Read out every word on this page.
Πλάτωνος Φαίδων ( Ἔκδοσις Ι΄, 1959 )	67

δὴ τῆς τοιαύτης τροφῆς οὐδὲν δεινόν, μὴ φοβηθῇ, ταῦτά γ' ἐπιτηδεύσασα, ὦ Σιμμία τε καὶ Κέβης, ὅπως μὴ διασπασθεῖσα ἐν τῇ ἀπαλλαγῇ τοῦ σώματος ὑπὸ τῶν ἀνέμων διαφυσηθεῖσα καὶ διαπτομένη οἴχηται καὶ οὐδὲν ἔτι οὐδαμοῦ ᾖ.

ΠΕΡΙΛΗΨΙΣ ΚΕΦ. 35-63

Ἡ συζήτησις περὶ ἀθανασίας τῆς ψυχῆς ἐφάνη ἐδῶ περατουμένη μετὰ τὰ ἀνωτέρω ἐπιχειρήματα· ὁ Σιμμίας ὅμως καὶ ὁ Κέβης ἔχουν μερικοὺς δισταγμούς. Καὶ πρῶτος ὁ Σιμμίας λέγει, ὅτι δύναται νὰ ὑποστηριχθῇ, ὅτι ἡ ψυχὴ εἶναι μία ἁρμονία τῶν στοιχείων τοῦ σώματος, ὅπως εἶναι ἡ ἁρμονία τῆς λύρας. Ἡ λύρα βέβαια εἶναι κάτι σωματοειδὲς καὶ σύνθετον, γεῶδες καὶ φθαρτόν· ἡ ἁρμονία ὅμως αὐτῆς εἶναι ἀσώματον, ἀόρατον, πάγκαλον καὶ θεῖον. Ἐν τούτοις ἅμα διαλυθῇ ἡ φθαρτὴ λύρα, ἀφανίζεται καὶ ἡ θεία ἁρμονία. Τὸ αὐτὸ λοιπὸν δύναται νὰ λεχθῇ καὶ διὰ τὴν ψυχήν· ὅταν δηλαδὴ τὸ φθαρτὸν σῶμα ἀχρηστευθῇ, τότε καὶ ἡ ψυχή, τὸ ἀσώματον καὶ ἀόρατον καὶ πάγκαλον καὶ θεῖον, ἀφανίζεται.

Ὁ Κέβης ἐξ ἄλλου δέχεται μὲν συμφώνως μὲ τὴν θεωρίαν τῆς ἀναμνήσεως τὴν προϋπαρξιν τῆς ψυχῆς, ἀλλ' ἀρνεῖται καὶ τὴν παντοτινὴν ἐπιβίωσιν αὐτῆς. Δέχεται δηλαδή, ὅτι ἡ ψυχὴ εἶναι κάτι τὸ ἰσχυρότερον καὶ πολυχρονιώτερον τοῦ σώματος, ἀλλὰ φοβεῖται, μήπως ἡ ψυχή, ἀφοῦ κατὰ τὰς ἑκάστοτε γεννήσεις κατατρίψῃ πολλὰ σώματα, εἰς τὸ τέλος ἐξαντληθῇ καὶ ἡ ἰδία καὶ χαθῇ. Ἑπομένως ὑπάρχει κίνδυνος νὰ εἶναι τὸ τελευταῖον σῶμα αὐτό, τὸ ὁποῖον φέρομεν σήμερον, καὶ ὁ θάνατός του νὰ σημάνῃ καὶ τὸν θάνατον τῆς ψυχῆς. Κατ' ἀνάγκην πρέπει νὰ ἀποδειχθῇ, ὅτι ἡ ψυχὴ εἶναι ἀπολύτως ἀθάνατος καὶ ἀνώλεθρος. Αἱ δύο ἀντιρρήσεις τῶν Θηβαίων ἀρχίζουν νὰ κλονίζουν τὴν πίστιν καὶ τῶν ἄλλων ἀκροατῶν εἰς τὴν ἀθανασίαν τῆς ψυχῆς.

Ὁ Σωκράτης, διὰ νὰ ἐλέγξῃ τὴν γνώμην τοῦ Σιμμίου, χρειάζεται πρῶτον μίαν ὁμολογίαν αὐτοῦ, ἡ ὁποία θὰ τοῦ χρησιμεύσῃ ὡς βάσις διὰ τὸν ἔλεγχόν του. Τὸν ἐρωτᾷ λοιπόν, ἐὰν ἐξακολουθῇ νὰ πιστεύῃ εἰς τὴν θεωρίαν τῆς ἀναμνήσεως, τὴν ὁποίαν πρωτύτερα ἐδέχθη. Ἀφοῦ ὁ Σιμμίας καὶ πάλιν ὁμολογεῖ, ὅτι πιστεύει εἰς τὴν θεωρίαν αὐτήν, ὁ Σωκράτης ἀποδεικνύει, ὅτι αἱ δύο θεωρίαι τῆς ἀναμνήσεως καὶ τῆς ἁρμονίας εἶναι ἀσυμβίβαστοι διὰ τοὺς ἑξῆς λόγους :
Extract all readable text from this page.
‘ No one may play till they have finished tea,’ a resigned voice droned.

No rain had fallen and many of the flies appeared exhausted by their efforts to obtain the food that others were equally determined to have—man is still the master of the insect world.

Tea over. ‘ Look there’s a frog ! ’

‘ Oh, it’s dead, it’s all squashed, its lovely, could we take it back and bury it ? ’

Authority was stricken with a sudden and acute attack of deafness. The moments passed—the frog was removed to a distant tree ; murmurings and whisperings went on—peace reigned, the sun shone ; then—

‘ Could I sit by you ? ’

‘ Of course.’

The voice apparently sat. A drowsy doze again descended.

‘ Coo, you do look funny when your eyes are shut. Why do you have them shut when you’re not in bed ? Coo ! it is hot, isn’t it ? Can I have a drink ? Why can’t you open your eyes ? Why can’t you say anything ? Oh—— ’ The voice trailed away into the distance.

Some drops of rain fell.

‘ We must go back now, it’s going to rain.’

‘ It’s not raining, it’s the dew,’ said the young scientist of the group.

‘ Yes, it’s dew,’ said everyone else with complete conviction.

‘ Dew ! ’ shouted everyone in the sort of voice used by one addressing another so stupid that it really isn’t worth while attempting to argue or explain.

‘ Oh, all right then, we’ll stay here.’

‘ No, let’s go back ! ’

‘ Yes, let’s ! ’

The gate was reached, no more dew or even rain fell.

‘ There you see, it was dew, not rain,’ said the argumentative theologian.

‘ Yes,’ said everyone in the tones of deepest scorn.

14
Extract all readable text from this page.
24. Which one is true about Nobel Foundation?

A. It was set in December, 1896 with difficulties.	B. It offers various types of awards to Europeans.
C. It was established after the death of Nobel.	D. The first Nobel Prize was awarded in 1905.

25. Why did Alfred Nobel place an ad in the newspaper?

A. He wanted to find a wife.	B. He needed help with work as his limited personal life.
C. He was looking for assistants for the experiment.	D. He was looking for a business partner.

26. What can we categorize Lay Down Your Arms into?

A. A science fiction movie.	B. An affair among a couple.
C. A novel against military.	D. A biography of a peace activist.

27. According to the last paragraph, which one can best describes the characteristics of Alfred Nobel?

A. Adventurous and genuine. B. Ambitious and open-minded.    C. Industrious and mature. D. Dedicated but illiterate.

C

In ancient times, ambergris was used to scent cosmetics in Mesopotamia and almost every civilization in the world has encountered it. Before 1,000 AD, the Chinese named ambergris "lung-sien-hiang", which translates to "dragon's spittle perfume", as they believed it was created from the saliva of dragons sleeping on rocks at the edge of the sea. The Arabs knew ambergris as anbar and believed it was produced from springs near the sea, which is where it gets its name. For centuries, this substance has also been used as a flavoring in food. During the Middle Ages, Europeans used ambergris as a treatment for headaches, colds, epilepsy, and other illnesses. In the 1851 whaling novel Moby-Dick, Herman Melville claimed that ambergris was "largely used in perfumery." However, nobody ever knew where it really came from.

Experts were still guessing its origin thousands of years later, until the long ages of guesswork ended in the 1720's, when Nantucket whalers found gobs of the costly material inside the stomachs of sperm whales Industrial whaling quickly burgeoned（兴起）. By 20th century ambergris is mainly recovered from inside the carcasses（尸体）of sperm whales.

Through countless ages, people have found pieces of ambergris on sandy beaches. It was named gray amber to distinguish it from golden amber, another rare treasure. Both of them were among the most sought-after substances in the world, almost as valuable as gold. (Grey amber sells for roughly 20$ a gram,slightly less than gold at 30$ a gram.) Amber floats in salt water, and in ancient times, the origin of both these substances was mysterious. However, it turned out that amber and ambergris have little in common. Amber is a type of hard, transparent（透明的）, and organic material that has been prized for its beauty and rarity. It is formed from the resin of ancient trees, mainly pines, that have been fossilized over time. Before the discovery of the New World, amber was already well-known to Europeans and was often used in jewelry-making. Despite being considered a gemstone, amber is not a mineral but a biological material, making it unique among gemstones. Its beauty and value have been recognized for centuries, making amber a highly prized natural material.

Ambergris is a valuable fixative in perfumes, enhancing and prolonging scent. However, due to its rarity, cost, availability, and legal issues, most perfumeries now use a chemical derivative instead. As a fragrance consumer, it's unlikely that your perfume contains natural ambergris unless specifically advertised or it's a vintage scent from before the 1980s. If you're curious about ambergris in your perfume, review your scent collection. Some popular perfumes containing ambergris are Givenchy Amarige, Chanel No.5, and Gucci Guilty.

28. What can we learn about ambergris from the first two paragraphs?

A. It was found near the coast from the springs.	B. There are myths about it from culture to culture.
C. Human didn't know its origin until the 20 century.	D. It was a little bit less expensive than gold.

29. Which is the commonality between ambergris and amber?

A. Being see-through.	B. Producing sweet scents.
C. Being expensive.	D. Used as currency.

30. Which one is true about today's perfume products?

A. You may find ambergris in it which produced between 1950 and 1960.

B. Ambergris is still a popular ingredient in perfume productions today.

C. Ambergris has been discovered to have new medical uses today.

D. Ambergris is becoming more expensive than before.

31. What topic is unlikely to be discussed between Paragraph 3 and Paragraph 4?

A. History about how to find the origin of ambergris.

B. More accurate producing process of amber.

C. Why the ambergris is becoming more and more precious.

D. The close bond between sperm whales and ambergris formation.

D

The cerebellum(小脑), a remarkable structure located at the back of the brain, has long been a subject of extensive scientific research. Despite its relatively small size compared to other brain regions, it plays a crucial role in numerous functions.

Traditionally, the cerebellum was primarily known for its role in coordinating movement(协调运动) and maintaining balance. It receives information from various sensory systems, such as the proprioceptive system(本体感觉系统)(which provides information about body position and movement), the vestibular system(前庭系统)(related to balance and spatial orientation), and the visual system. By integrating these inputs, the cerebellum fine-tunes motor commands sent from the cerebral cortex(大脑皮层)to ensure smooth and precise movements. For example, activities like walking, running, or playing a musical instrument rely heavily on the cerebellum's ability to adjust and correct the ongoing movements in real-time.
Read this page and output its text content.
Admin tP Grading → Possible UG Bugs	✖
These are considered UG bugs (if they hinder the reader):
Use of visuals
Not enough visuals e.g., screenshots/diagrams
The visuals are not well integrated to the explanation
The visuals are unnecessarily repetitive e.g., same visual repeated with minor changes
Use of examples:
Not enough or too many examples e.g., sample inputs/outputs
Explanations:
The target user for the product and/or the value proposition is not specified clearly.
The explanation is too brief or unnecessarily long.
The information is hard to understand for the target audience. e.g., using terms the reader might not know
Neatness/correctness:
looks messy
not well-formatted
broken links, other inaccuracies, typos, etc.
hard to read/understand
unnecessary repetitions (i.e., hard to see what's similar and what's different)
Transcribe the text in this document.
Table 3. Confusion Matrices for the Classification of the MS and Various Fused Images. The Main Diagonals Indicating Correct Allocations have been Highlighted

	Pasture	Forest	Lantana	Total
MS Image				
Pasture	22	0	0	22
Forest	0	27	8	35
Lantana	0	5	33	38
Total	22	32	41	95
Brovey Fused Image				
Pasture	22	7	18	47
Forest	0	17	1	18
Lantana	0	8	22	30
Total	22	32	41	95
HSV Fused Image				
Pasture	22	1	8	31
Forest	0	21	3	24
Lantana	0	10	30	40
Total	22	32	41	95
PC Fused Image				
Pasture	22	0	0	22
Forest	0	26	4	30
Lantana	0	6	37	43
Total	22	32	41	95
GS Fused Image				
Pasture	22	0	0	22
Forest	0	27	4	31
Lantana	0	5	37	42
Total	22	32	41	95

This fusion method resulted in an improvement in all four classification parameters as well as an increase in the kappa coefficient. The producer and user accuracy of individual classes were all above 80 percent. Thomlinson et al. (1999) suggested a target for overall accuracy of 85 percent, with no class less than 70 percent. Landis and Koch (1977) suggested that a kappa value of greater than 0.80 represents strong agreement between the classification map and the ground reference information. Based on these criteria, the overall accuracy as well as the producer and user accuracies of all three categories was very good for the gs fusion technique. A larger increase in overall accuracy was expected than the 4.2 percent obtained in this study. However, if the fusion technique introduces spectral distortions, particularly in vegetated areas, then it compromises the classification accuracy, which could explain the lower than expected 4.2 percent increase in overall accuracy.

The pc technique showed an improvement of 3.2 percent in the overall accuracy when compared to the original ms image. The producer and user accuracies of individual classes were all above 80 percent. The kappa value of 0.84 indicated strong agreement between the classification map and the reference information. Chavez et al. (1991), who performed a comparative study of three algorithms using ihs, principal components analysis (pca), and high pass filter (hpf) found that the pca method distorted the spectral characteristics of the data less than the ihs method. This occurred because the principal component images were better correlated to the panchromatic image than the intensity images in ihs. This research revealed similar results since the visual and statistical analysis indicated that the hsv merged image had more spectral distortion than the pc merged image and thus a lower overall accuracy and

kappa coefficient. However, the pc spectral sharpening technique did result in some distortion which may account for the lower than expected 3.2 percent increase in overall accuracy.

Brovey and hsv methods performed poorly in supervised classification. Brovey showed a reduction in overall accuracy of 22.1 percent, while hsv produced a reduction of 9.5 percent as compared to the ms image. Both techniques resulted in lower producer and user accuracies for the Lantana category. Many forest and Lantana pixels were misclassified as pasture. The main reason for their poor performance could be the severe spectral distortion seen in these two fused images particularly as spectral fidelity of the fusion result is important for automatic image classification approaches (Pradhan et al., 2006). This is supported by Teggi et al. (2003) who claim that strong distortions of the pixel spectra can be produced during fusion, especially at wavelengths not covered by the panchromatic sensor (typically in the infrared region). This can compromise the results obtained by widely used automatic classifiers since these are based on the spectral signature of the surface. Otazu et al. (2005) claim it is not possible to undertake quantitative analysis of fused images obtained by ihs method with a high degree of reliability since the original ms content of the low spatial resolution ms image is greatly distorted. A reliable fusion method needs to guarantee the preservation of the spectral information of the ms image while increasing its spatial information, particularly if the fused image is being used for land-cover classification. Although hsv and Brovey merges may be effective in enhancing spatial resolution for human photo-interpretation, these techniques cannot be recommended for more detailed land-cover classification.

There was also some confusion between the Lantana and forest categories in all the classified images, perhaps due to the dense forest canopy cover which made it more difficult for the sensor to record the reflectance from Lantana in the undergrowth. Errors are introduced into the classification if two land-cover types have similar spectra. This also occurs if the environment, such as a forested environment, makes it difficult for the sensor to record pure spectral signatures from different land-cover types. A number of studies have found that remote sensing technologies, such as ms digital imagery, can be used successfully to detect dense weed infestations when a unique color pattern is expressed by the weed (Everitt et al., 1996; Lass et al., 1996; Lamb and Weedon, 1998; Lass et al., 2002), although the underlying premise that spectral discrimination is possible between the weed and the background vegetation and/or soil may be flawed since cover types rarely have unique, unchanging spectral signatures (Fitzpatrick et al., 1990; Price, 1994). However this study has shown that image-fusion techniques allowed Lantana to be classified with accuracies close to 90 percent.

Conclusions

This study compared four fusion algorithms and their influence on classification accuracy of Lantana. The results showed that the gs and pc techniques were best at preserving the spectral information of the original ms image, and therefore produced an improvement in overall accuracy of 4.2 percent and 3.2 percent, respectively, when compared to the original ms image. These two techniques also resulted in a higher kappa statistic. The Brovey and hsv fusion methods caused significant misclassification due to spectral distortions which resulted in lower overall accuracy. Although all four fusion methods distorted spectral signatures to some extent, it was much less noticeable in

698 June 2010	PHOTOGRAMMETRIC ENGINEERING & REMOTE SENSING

-----

▶ [Task requirements] From the data above, copy each line that holds "said".

▶ [Written answer]
‘ It’s not raining, it’s the dew,’ said the young scientist of the group.
‘ Yes, it’s dew,’ said everyone else with complete conviction.
‘ There you see, it was dew, not rain,’ said the argumentative theologian.
‘ Yes,’ said everyone in the tones of deepest scorn.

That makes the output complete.